[DESCRIPTION OF THE TASK]
Give the number of lines in the data that hold the string "this". Nothing else is needed.

━━━ GIVEN INFORMATION

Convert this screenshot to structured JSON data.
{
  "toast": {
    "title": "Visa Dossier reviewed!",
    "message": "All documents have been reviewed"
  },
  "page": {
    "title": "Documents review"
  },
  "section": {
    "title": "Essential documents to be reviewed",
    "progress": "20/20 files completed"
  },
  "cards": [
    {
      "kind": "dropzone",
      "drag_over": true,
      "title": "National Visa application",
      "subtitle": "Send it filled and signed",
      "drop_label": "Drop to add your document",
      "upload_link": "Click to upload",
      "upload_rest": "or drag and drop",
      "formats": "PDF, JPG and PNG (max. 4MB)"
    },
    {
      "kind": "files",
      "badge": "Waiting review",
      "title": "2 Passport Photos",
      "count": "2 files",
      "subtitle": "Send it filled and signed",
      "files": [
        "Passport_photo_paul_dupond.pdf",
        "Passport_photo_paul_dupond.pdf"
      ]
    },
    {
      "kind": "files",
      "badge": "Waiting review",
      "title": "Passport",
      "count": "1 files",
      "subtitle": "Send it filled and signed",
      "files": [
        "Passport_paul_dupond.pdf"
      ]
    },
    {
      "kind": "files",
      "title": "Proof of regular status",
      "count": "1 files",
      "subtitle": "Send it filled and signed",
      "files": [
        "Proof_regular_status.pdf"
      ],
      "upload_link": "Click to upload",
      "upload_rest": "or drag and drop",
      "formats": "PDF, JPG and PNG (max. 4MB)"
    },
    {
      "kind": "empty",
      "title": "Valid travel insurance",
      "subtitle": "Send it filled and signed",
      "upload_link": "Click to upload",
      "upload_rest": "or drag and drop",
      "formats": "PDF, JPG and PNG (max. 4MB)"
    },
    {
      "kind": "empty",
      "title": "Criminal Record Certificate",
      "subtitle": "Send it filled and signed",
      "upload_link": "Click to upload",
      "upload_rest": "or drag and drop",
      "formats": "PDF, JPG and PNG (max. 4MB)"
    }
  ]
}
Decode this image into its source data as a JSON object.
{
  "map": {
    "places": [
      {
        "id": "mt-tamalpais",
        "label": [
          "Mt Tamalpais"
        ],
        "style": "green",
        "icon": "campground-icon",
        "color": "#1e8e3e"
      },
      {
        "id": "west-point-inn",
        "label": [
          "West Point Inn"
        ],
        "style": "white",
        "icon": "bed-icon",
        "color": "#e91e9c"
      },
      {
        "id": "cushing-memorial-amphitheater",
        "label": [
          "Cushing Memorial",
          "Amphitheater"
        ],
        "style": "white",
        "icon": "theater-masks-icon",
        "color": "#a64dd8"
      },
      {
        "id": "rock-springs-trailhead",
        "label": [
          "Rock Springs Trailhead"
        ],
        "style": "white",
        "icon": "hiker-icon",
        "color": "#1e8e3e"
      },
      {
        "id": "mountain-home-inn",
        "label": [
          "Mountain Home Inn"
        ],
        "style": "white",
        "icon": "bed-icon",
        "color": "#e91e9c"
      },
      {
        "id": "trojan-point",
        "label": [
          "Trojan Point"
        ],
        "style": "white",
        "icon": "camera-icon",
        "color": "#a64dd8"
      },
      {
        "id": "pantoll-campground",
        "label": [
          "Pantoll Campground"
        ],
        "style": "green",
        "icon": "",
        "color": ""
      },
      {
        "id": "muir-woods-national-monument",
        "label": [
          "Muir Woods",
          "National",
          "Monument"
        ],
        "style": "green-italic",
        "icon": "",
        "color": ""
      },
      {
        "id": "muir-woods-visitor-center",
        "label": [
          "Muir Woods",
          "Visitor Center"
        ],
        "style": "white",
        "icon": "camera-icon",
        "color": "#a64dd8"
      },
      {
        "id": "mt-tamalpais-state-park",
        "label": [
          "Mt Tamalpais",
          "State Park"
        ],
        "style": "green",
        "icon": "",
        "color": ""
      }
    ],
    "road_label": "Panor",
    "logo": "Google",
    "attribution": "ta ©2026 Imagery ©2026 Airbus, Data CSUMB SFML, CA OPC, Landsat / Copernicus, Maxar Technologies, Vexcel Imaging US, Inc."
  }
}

━━━━━━
━━━ GIVEN INFORMATION

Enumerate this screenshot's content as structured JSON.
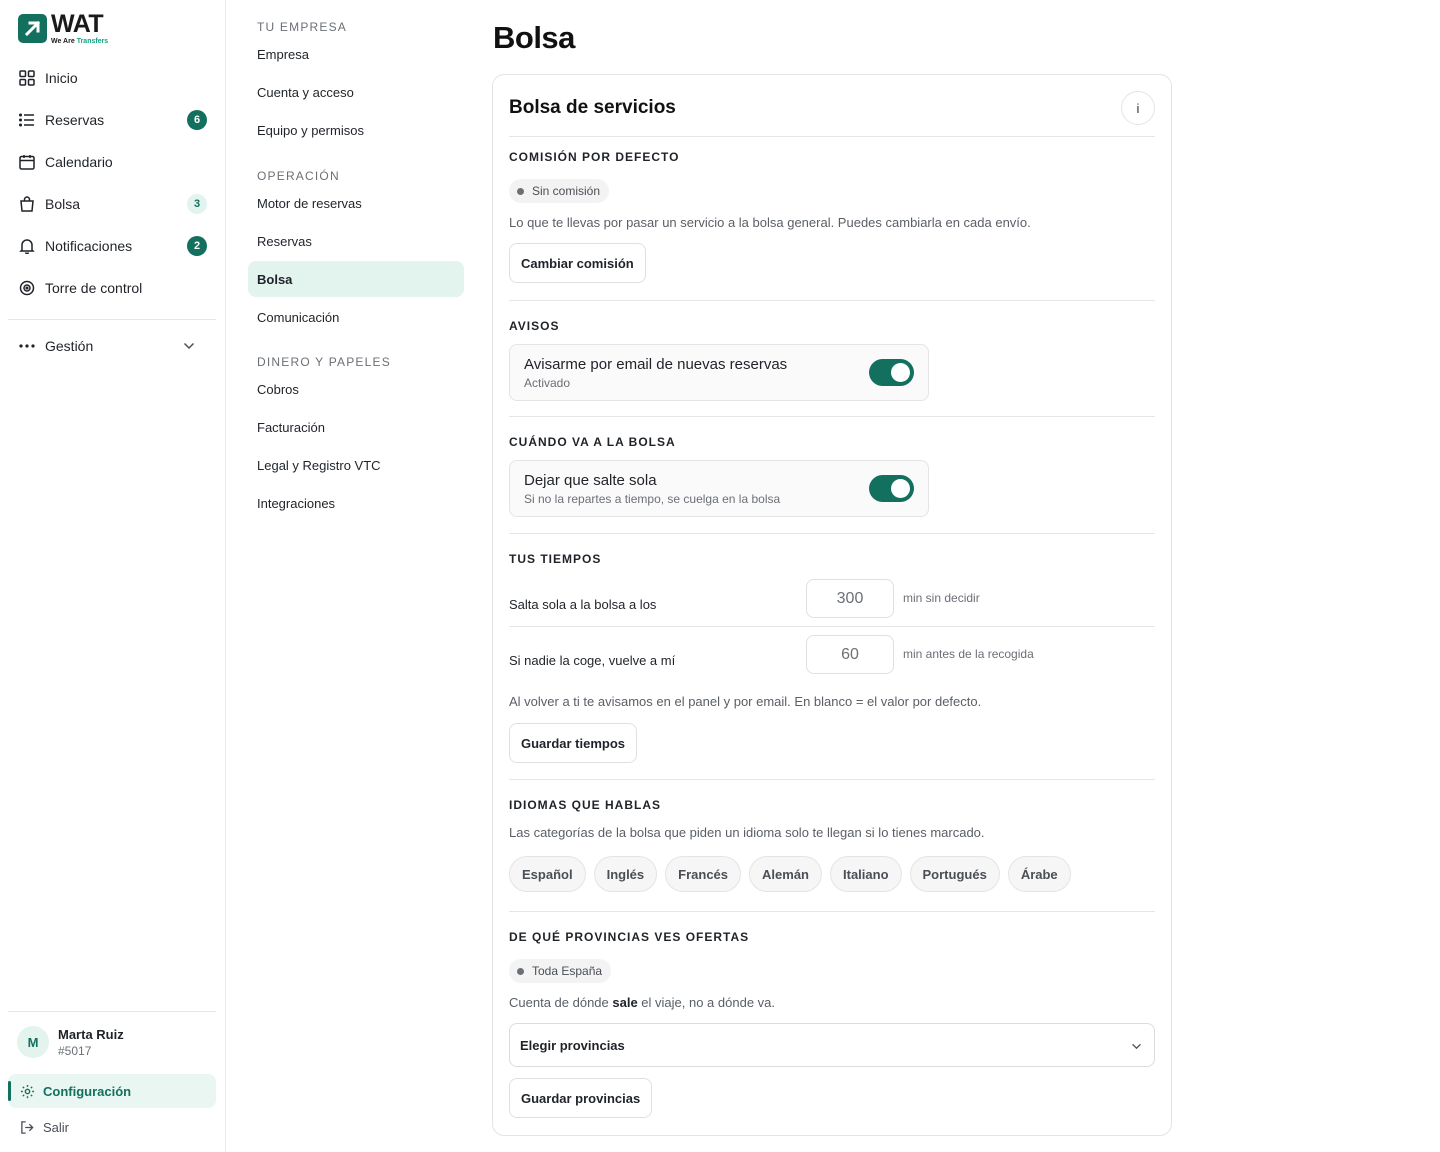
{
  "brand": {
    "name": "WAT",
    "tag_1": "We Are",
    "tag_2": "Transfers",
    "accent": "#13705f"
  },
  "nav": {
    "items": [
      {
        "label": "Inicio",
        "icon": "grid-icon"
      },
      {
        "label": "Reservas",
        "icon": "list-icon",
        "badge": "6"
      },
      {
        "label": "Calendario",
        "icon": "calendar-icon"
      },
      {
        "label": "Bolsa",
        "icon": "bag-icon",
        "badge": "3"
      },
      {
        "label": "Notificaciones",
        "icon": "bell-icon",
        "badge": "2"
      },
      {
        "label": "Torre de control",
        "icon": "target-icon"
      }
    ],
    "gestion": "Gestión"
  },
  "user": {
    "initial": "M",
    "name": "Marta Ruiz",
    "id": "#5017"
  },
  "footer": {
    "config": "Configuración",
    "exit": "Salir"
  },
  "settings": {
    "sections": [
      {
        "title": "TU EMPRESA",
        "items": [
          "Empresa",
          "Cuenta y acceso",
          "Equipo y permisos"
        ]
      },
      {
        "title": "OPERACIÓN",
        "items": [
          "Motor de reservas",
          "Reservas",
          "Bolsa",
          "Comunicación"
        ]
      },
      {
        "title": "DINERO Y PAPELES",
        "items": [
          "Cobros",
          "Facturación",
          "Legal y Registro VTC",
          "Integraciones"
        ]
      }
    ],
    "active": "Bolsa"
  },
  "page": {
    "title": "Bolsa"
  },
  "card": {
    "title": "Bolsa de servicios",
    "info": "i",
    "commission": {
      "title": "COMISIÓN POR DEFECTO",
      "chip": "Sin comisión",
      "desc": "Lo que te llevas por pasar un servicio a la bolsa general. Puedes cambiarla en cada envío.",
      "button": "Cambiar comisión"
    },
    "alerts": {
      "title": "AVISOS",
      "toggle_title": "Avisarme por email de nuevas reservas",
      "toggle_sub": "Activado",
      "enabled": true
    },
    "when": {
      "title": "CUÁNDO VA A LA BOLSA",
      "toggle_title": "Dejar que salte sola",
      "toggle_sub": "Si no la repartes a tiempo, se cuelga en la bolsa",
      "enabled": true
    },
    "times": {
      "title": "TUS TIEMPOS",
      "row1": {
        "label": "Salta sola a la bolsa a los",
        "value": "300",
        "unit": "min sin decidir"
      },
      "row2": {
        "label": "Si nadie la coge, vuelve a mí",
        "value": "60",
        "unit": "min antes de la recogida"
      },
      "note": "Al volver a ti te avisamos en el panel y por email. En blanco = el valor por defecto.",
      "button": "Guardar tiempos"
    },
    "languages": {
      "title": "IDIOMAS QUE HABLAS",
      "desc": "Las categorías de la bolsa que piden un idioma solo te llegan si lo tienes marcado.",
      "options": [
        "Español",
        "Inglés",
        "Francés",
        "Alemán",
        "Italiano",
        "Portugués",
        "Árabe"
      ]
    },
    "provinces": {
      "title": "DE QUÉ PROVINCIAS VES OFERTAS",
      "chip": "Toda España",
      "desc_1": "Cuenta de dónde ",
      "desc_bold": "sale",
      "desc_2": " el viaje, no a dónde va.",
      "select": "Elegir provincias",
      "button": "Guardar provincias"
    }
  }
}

━━━━━━

[FINISHED ANSWER]
3